— START OF THE DATA —

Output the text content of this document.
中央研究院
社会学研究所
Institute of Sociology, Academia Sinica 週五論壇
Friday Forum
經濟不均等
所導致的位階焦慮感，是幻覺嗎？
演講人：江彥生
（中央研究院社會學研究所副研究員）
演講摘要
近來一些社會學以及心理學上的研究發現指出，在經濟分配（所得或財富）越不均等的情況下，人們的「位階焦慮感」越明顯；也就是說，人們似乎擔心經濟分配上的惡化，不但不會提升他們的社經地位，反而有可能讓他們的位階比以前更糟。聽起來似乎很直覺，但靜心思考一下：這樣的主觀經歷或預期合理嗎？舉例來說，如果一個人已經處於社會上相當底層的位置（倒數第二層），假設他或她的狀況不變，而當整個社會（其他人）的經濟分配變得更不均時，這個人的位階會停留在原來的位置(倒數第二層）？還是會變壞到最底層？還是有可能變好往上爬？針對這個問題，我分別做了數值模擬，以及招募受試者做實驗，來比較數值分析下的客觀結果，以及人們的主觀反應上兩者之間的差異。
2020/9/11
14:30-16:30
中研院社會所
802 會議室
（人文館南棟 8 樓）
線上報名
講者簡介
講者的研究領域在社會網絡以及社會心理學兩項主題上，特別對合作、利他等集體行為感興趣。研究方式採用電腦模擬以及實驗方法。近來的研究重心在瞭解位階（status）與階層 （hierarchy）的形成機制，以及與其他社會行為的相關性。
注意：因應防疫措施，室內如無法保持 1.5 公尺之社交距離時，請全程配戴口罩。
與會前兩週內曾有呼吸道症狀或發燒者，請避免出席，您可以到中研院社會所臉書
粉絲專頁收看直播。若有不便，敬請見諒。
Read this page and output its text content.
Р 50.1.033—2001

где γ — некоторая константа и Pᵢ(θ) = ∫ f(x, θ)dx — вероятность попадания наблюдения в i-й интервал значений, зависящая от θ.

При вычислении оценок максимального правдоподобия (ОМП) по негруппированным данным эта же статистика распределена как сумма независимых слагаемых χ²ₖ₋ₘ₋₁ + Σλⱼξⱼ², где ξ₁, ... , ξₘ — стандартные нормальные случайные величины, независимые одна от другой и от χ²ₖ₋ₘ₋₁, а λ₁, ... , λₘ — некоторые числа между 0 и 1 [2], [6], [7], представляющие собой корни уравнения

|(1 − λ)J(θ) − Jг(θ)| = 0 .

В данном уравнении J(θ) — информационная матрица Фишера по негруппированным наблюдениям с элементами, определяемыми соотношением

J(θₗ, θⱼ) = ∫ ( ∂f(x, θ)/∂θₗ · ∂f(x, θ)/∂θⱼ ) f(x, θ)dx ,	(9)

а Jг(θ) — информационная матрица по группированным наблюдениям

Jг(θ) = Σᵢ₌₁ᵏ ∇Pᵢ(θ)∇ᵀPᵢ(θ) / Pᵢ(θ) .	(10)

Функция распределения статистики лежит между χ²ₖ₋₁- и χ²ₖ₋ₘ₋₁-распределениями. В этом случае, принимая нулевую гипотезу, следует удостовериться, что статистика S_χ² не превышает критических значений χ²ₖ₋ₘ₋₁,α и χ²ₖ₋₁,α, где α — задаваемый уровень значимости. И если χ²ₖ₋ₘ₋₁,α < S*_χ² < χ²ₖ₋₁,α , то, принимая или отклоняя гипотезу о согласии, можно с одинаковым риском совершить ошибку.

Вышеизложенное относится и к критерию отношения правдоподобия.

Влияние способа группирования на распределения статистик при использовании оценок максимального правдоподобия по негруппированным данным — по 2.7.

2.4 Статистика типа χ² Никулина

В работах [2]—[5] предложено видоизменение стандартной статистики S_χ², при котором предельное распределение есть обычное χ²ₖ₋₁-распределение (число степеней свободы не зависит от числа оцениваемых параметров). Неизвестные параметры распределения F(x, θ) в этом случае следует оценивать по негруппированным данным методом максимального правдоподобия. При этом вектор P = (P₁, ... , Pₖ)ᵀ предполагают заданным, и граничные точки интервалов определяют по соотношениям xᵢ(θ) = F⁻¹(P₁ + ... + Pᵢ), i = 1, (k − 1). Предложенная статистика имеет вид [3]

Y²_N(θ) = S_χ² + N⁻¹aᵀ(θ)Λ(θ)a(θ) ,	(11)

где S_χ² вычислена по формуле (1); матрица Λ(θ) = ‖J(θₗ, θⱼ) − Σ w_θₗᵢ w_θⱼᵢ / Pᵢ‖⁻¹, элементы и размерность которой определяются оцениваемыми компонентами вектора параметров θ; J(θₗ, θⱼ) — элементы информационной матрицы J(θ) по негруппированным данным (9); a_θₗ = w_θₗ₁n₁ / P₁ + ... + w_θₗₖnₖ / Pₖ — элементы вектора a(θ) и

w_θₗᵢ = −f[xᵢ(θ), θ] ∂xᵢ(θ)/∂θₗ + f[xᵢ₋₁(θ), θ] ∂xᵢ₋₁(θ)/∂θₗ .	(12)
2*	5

— END OF THE DATA —

== WORK INSTRUCTIONS ==
Each record must be returned exactly as it is written.

== OUTPUT OF THE EXERCISE ==
Output the text content of this document.
中央研究院
社会学研究所
Institute of Sociology, Academia Sinica 週五論壇
Friday Forum
經濟不均等
所導致的位階焦慮感，是幻覺嗎？
演講人：江彥生
（中央研究院社會學研究所副研究員）
演講摘要
近來一些社會學以及心理學上的研究發現指出，在經濟分配（所得或財富）越不均等的情況下，人們的「位階焦慮感」越明顯；也就是說，人們似乎擔心經濟分配上的惡化，不但不會提升他們的社經地位，反而有可能讓他們的位階比以前更糟。聽起來似乎很直覺，但靜心思考一下：這樣的主觀經歷或預期合理嗎？舉例來說，如果一個人已經處於社會上相當底層的位置（倒數第二層），假設他或她的狀況不變，而當整個社會（其他人）的經濟分配變得更不均時，這個人的位階會停留在原來的位置(倒數第二層）？還是會變壞到最底層？還是有可能變好往上爬？針對這個問題，我分別做了數值模擬，以及招募受試者做實驗，來比較數值分析下的客觀結果，以及人們的主觀反應上兩者之間的差異。
2020/9/11
14:30-16:30
中研院社會所
802 會議室
（人文館南棟 8 樓）
線上報名
講者簡介
講者的研究領域在社會網絡以及社會心理學兩項主題上，特別對合作、利他等集體行為感興趣。研究方式採用電腦模擬以及實驗方法。近來的研究重心在瞭解位階（status）與階層 （hierarchy）的形成機制，以及與其他社會行為的相關性。
注意：因應防疫措施，室內如無法保持 1.5 公尺之社交距離時，請全程配戴口罩。
與會前兩週內曾有呼吸道症狀或發燒者，請避免出席，您可以到中研院社會所臉書
粉絲專頁收看直播。若有不便，敬請見諒。
Read this page and output its text content.
Р 50.1.033—2001

где γ — некоторая константа и Pᵢ(θ) = ∫ f(x, θ)dx — вероятность попадания наблюдения в i-й интервал значений, зависящая от θ.

При вычислении оценок максимального правдоподобия (ОМП) по негруппированным данным эта же статистика распределена как сумма независимых слагаемых χ²ₖ₋ₘ₋₁ + Σλⱼξⱼ², где ξ₁, ... , ξₘ — стандартные нормальные случайные величины, независимые одна от другой и от χ²ₖ₋ₘ₋₁, а λ₁, ... , λₘ — некоторые числа между 0 и 1 [2], [6], [7], представляющие собой корни уравнения

|(1 − λ)J(θ) − Jг(θ)| = 0 .

В данном уравнении J(θ) — информационная матрица Фишера по негруппированным наблюдениям с элементами, определяемыми соотношением

J(θₗ, θⱼ) = ∫ ( ∂f(x, θ)/∂θₗ · ∂f(x, θ)/∂θⱼ ) f(x, θ)dx ,	(9)

а Jг(θ) — информационная матрица по группированным наблюдениям

Jг(θ) = Σᵢ₌₁ᵏ ∇Pᵢ(θ)∇ᵀPᵢ(θ) / Pᵢ(θ) .	(10)

Функция распределения статистики лежит между χ²ₖ₋₁- и χ²ₖ₋ₘ₋₁-распределениями. В этом случае, принимая нулевую гипотезу, следует удостовериться, что статистика S_χ² не превышает критических значений χ²ₖ₋ₘ₋₁,α и χ²ₖ₋₁,α, где α — задаваемый уровень значимости. И если χ²ₖ₋ₘ₋₁,α < S*_χ² < χ²ₖ₋₁,α , то, принимая или отклоняя гипотезу о согласии, можно с одинаковым риском совершить ошибку.

Вышеизложенное относится и к критерию отношения правдоподобия.

Влияние способа группирования на распределения статистик при использовании оценок максимального правдоподобия по негруппированным данным — по 2.7.

2.4 Статистика типа χ² Никулина

В работах [2]—[5] предложено видоизменение стандартной статистики S_χ², при котором предельное распределение есть обычное χ²ₖ₋₁-распределение (число степеней свободы не зависит от числа оцениваемых параметров). Неизвестные параметры распределения F(x, θ) в этом случае следует оценивать по негруппированным данным методом максимального правдоподобия. При этом вектор P = (P₁, ... , Pₖ)ᵀ предполагают заданным, и граничные точки интервалов определяют по соотношениям xᵢ(θ) = F⁻¹(P₁ + ... + Pᵢ), i = 1, (k − 1). Предложенная статистика имеет вид [3]

Y²_N(θ) = S_χ² + N⁻¹aᵀ(θ)Λ(θ)a(θ) ,	(11)

где S_χ² вычислена по формуле (1); матрица Λ(θ) = ‖J(θₗ, θⱼ) − Σ w_θₗᵢ w_θⱼᵢ / Pᵢ‖⁻¹, элементы и размерность которой определяются оцениваемыми компонентами вектора параметров θ; J(θₗ, θⱼ) — элементы информационной матрицы J(θ) по негруппированным данным (9); a_θₗ = w_θₗ₁n₁ / P₁ + ... + w_θₗₖnₖ / Pₖ — элементы вектора a(θ) и

w_θₗᵢ = −f[xᵢ(θ), θ] ∂xᵢ(θ)/∂θₗ + f[xᵢ₋₁(θ), θ] ∂xᵢ₋₁(θ)/∂θₗ .	(12)
2*	5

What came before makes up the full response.